Will you extract the entries word for word? Images should not appear in the copy.

((

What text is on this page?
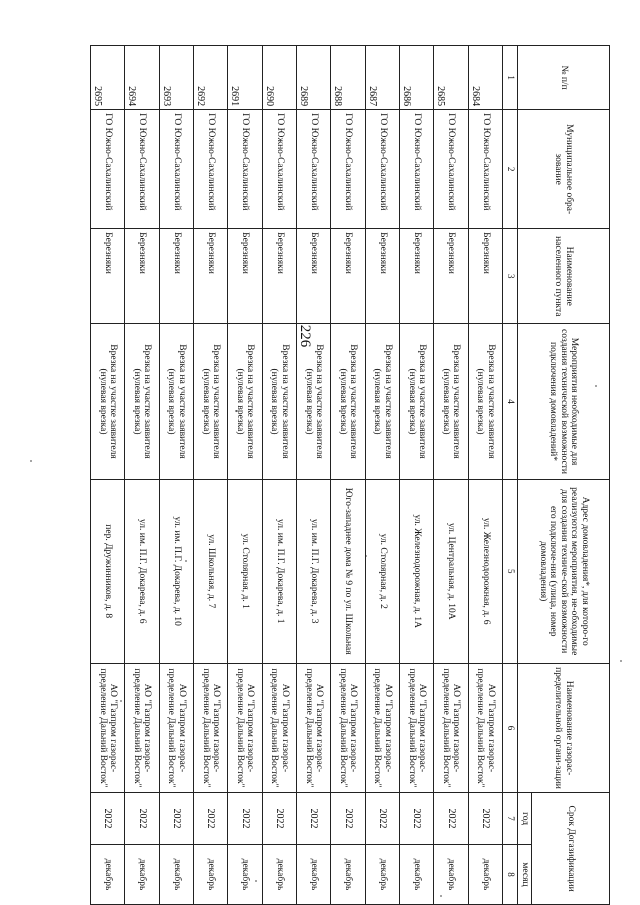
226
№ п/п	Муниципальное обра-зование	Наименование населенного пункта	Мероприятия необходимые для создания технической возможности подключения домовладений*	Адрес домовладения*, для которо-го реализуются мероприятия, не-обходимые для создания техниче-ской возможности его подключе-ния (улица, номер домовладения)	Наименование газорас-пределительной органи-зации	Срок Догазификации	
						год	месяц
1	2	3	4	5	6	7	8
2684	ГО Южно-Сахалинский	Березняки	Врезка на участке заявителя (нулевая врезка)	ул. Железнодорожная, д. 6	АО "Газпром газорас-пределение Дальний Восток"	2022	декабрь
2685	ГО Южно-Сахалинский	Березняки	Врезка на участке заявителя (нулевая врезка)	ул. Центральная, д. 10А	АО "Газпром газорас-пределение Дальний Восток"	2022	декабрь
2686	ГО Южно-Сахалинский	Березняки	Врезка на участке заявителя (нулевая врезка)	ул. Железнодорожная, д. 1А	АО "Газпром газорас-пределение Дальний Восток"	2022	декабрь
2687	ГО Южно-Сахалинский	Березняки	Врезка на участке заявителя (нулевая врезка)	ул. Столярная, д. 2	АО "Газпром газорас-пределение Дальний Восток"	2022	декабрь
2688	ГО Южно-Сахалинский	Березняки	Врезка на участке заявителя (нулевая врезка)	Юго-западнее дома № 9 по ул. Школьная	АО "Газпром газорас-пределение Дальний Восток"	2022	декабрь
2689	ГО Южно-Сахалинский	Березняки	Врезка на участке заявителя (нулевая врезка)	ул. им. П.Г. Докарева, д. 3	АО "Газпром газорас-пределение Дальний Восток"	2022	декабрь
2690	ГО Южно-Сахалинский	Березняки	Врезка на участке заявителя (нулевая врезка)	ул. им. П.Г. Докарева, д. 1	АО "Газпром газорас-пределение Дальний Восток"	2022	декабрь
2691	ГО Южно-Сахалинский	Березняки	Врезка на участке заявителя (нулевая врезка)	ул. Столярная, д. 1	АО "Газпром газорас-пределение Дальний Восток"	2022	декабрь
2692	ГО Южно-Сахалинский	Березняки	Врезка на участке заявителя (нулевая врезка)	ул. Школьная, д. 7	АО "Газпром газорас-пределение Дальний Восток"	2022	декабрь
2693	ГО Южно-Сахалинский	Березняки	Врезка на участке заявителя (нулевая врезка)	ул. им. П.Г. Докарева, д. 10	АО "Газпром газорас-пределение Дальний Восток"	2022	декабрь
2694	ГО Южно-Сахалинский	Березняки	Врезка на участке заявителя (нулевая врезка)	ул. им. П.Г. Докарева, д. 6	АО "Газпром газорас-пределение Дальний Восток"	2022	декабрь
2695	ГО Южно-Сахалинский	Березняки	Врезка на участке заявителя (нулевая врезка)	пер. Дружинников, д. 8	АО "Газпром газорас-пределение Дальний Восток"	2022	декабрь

))

Exercise response:
What text is on this page?
226
№ п/п	Муниципальное обра-зование	Наименование населенного пункта	Мероприятия необходимые для создания технической возможности подключения домовладений*	Адрес домовладения*, для которо-го реализуются мероприятия, не-обходимые для создания техниче-ской возможности его подключе-ния (улица, номер домовладения)	Наименование газорас-пределительной органи-зации	Срок Догазификации	
						год	месяц
1	2	3	4	5	6	7	8
2684	ГО Южно-Сахалинский	Березняки	Врезка на участке заявителя (нулевая врезка)	ул. Железнодорожная, д. 6	АО "Газпром газорас-пределение Дальний Восток"	2022	декабрь
2685	ГО Южно-Сахалинский	Березняки	Врезка на участке заявителя (нулевая врезка)	ул. Центральная, д. 10А	АО "Газпром газорас-пределение Дальний Восток"	2022	декабрь
2686	ГО Южно-Сахалинский	Березняки	Врезка на участке заявителя (нулевая врезка)	ул. Железнодорожная, д. 1А	АО "Газпром газорас-пределение Дальний Восток"	2022	декабрь
2687	ГО Южно-Сахалинский	Березняки	Врезка на участке заявителя (нулевая врезка)	ул. Столярная, д. 2	АО "Газпром газорас-пределение Дальний Восток"	2022	декабрь
2688	ГО Южно-Сахалинский	Березняки	Врезка на участке заявителя (нулевая врезка)	Юго-западнее дома № 9 по ул. Школьная	АО "Газпром газорас-пределение Дальний Восток"	2022	декабрь
2689	ГО Южно-Сахалинский	Березняки	Врезка на участке заявителя (нулевая врезка)	ул. им. П.Г. Докарева, д. 3	АО "Газпром газорас-пределение Дальний Восток"	2022	декабрь
2690	ГО Южно-Сахалинский	Березняки	Врезка на участке заявителя (нулевая врезка)	ул. им. П.Г. Докарева, д. 1	АО "Газпром газорас-пределение Дальний Восток"	2022	декабрь
2691	ГО Южно-Сахалинский	Березняки	Врезка на участке заявителя (нулевая врезка)	ул. Столярная, д. 1	АО "Газпром газорас-пределение Дальний Восток"	2022	декабрь
2692	ГО Южно-Сахалинский	Березняки	Врезка на участке заявителя (нулевая врезка)	ул. Школьная, д. 7	АО "Газпром газорас-пределение Дальний Восток"	2022	декабрь
2693	ГО Южно-Сахалинский	Березняки	Врезка на участке заявителя (нулевая врезка)	ул. им. П.Г. Докарева, д. 10	АО "Газпром газорас-пределение Дальний Восток"	2022	декабрь
2694	ГО Южно-Сахалинский	Березняки	Врезка на участке заявителя (нулевая врезка)	ул. им. П.Г. Докарева, д. 6	АО "Газпром газорас-пределение Дальний Восток"	2022	декабрь
2695	ГО Южно-Сахалинский	Березняки	Врезка на участке заявителя (нулевая врезка)	пер. Дружинников, д. 8	АО "Газпром газорас-пределение Дальний Восток"	2022	декабрь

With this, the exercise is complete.